Report every line in the listing below where the string "image" shows up.

▶ Data to use
§
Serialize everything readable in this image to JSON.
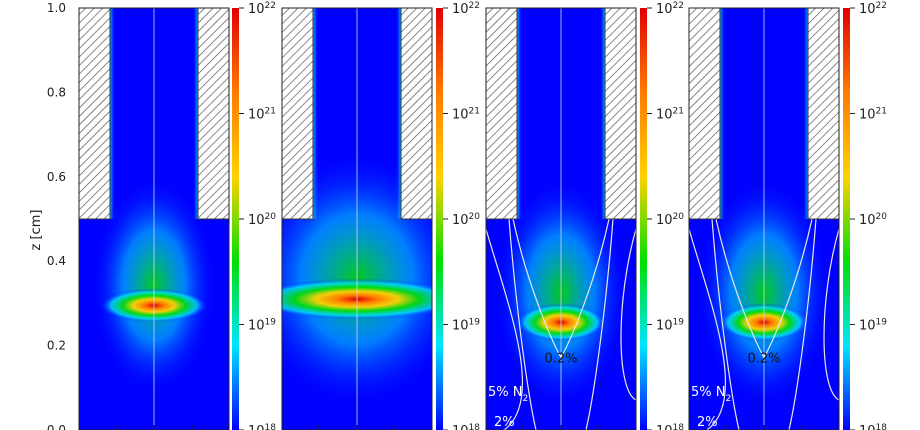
{
  "chart_data": {
    "type": "heatmap",
    "ylabel": "z [cm]",
    "ylim": [
      0,
      1.0
    ],
    "yticks": [
      "0.0",
      "0.2",
      "0.4",
      "0.6",
      "0.8",
      "1.0"
    ],
    "colorbar_scale": "log",
    "colorbar_range": [
      1e+18,
      1e+22
    ],
    "colorbar_ticks": [
      {
        "base": "10",
        "exp": "18"
      },
      {
        "base": "10",
        "exp": "19"
      },
      {
        "base": "10",
        "exp": "20"
      },
      {
        "base": "10",
        "exp": "21"
      },
      {
        "base": "10",
        "exp": "22"
      }
    ],
    "colormap": [
      "#0000ff",
      "#00e5ff",
      "#00e000",
      "#ffd200",
      "#ff7a00",
      "#e00000"
    ],
    "panels": [
      {
        "peak_z": 0.295,
        "peak_width": 0.045,
        "spread": "narrow",
        "contours": []
      },
      {
        "peak_z": 0.31,
        "peak_width": 0.07,
        "spread": "wide",
        "contours": []
      },
      {
        "peak_z": 0.255,
        "peak_width": 0.05,
        "spread": "v-shape",
        "contours": [
          {
            "label": "0.2%"
          },
          {
            "label": "5% N",
            "sub": "2"
          },
          {
            "label": "2%"
          }
        ]
      },
      {
        "peak_z": 0.255,
        "peak_width": 0.05,
        "spread": "v-shape",
        "contours": [
          {
            "label": "0.2%"
          },
          {
            "label": "5% N",
            "sub": "2"
          },
          {
            "label": "2%"
          }
        ]
      }
    ]
  }
}
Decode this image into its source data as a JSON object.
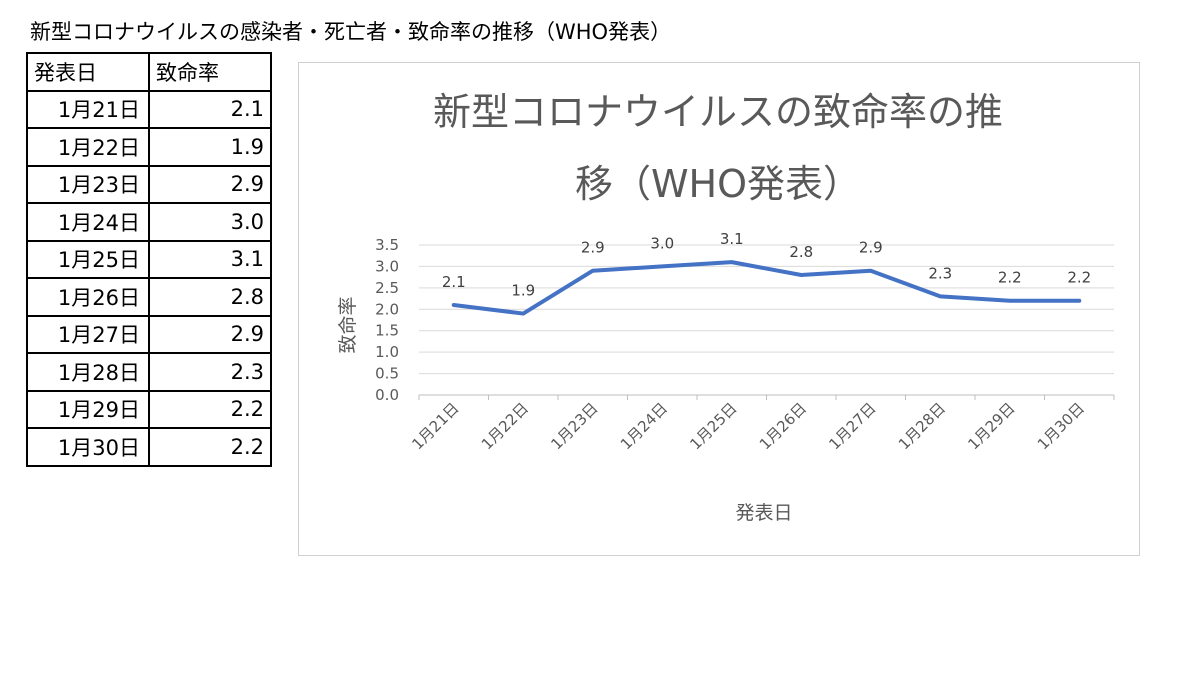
§
▶ Solution below
Serialize everything readable in this image to JSON.
Decode this image into its source data as a JSON object.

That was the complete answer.